Aim of the task ▸ Repeat every entry word for word, skipping the pictures.

[Collected data entries]
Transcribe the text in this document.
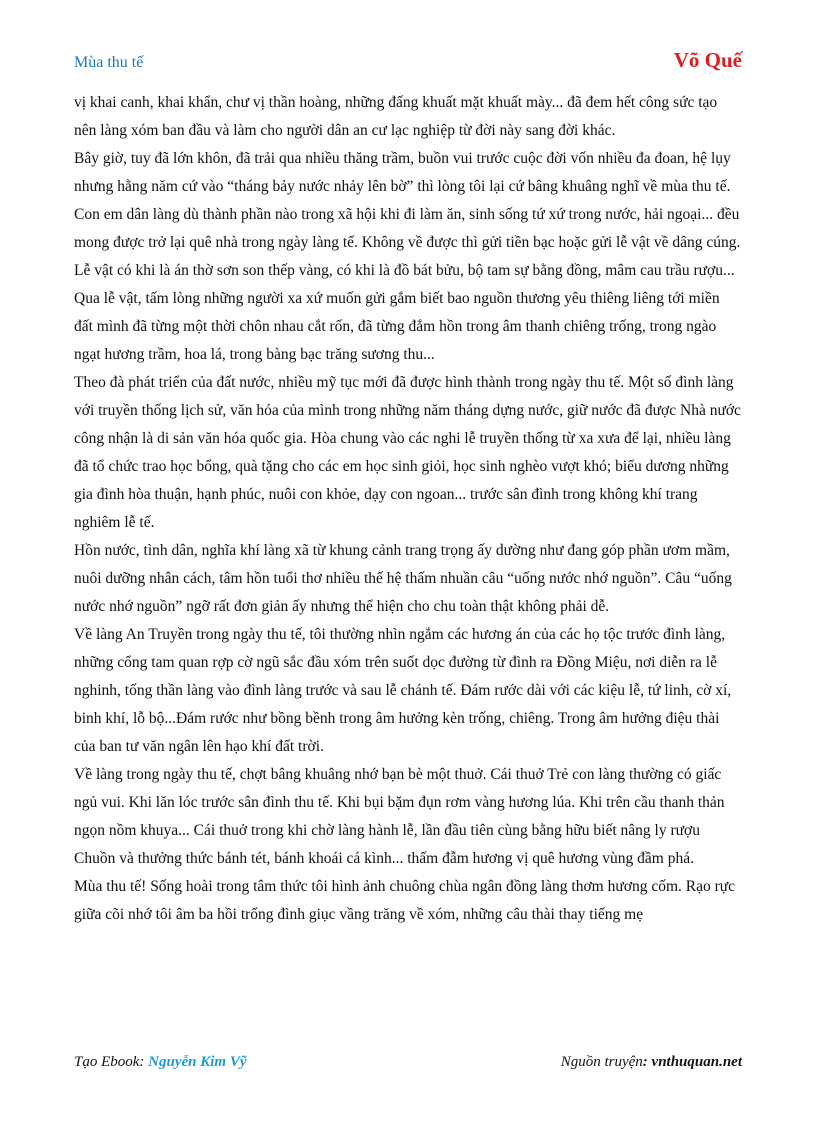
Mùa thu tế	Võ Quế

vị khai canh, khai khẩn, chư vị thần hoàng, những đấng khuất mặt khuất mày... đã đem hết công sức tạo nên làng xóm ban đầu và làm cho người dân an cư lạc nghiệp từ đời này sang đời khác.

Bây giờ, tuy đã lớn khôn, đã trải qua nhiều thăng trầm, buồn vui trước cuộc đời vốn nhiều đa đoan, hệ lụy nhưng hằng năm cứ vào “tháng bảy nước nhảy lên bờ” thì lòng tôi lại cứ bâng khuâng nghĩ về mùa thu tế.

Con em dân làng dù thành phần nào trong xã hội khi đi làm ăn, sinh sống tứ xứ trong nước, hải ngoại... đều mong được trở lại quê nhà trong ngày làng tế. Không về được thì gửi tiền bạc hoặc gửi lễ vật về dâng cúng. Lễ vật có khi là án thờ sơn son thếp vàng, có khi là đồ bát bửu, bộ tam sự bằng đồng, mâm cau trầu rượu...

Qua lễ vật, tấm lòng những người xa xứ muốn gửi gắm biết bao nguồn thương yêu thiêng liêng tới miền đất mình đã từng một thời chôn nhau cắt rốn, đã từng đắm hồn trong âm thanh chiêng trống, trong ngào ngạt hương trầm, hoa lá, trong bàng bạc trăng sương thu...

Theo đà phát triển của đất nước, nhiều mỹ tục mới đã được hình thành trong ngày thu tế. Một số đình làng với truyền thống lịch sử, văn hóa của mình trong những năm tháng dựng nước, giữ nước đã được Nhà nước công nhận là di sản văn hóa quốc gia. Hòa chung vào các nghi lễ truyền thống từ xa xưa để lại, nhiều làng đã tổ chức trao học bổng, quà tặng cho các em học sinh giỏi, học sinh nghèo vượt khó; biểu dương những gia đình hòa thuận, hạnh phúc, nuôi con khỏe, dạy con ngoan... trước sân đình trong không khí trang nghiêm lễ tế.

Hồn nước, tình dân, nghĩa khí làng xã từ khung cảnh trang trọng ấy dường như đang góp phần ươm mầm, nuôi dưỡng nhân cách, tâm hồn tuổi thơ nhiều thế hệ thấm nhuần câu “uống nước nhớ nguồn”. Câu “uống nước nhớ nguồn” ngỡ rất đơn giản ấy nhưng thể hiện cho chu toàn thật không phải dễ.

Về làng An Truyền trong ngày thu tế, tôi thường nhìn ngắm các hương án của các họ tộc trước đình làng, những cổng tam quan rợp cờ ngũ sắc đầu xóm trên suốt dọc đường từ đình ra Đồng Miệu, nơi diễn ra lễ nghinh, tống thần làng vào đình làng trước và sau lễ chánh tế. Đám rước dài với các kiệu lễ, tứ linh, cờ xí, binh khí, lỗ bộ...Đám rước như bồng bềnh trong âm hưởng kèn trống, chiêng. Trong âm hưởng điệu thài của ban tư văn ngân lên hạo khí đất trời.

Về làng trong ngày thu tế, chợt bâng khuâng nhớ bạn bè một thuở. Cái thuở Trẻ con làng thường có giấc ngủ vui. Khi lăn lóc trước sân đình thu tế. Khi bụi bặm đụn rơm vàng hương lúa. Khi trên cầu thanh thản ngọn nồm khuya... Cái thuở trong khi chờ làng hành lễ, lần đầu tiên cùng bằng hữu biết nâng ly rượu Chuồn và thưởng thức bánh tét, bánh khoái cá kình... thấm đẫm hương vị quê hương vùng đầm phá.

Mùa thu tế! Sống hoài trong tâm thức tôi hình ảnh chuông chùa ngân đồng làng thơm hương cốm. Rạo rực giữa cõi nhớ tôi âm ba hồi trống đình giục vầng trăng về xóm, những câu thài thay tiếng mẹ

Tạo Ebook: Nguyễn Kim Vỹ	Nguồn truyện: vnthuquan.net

Reply ▸
Transcribe the text in this document.
Mùa thu tế	Võ Quế

vị khai canh, khai khẩn, chư vị thần hoàng, những đấng khuất mặt khuất mày... đã đem hết công sức tạo nên làng xóm ban đầu và làm cho người dân an cư lạc nghiệp từ đời này sang đời khác.

Bây giờ, tuy đã lớn khôn, đã trải qua nhiều thăng trầm, buồn vui trước cuộc đời vốn nhiều đa đoan, hệ lụy nhưng hằng năm cứ vào “tháng bảy nước nhảy lên bờ” thì lòng tôi lại cứ bâng khuâng nghĩ về mùa thu tế.

Con em dân làng dù thành phần nào trong xã hội khi đi làm ăn, sinh sống tứ xứ trong nước, hải ngoại... đều mong được trở lại quê nhà trong ngày làng tế. Không về được thì gửi tiền bạc hoặc gửi lễ vật về dâng cúng. Lễ vật có khi là án thờ sơn son thếp vàng, có khi là đồ bát bửu, bộ tam sự bằng đồng, mâm cau trầu rượu...

Qua lễ vật, tấm lòng những người xa xứ muốn gửi gắm biết bao nguồn thương yêu thiêng liêng tới miền đất mình đã từng một thời chôn nhau cắt rốn, đã từng đắm hồn trong âm thanh chiêng trống, trong ngào ngạt hương trầm, hoa lá, trong bàng bạc trăng sương thu...

Theo đà phát triển của đất nước, nhiều mỹ tục mới đã được hình thành trong ngày thu tế. Một số đình làng với truyền thống lịch sử, văn hóa của mình trong những năm tháng dựng nước, giữ nước đã được Nhà nước công nhận là di sản văn hóa quốc gia. Hòa chung vào các nghi lễ truyền thống từ xa xưa để lại, nhiều làng đã tổ chức trao học bổng, quà tặng cho các em học sinh giỏi, học sinh nghèo vượt khó; biểu dương những gia đình hòa thuận, hạnh phúc, nuôi con khỏe, dạy con ngoan... trước sân đình trong không khí trang nghiêm lễ tế.

Hồn nước, tình dân, nghĩa khí làng xã từ khung cảnh trang trọng ấy dường như đang góp phần ươm mầm, nuôi dưỡng nhân cách, tâm hồn tuổi thơ nhiều thế hệ thấm nhuần câu “uống nước nhớ nguồn”. Câu “uống nước nhớ nguồn” ngỡ rất đơn giản ấy nhưng thể hiện cho chu toàn thật không phải dễ.

Về làng An Truyền trong ngày thu tế, tôi thường nhìn ngắm các hương án của các họ tộc trước đình làng, những cổng tam quan rợp cờ ngũ sắc đầu xóm trên suốt dọc đường từ đình ra Đồng Miệu, nơi diễn ra lễ nghinh, tống thần làng vào đình làng trước và sau lễ chánh tế. Đám rước dài với các kiệu lễ, tứ linh, cờ xí, binh khí, lỗ bộ...Đám rước như bồng bềnh trong âm hưởng kèn trống, chiêng. Trong âm hưởng điệu thài của ban tư văn ngân lên hạo khí đất trời.

Về làng trong ngày thu tế, chợt bâng khuâng nhớ bạn bè một thuở. Cái thuở Trẻ con làng thường có giấc ngủ vui. Khi lăn lóc trước sân đình thu tế. Khi bụi bặm đụn rơm vàng hương lúa. Khi trên cầu thanh thản ngọn nồm khuya... Cái thuở trong khi chờ làng hành lễ, lần đầu tiên cùng bằng hữu biết nâng ly rượu Chuồn và thưởng thức bánh tét, bánh khoái cá kình... thấm đẫm hương vị quê hương vùng đầm phá.

Mùa thu tế! Sống hoài trong tâm thức tôi hình ảnh chuông chùa ngân đồng làng thơm hương cốm. Rạo rực giữa cõi nhớ tôi âm ba hồi trống đình giục vầng trăng về xóm, những câu thài thay tiếng mẹ

Tạo Ebook: Nguyễn Kim Vỹ	Nguồn truyện: vnthuquan.net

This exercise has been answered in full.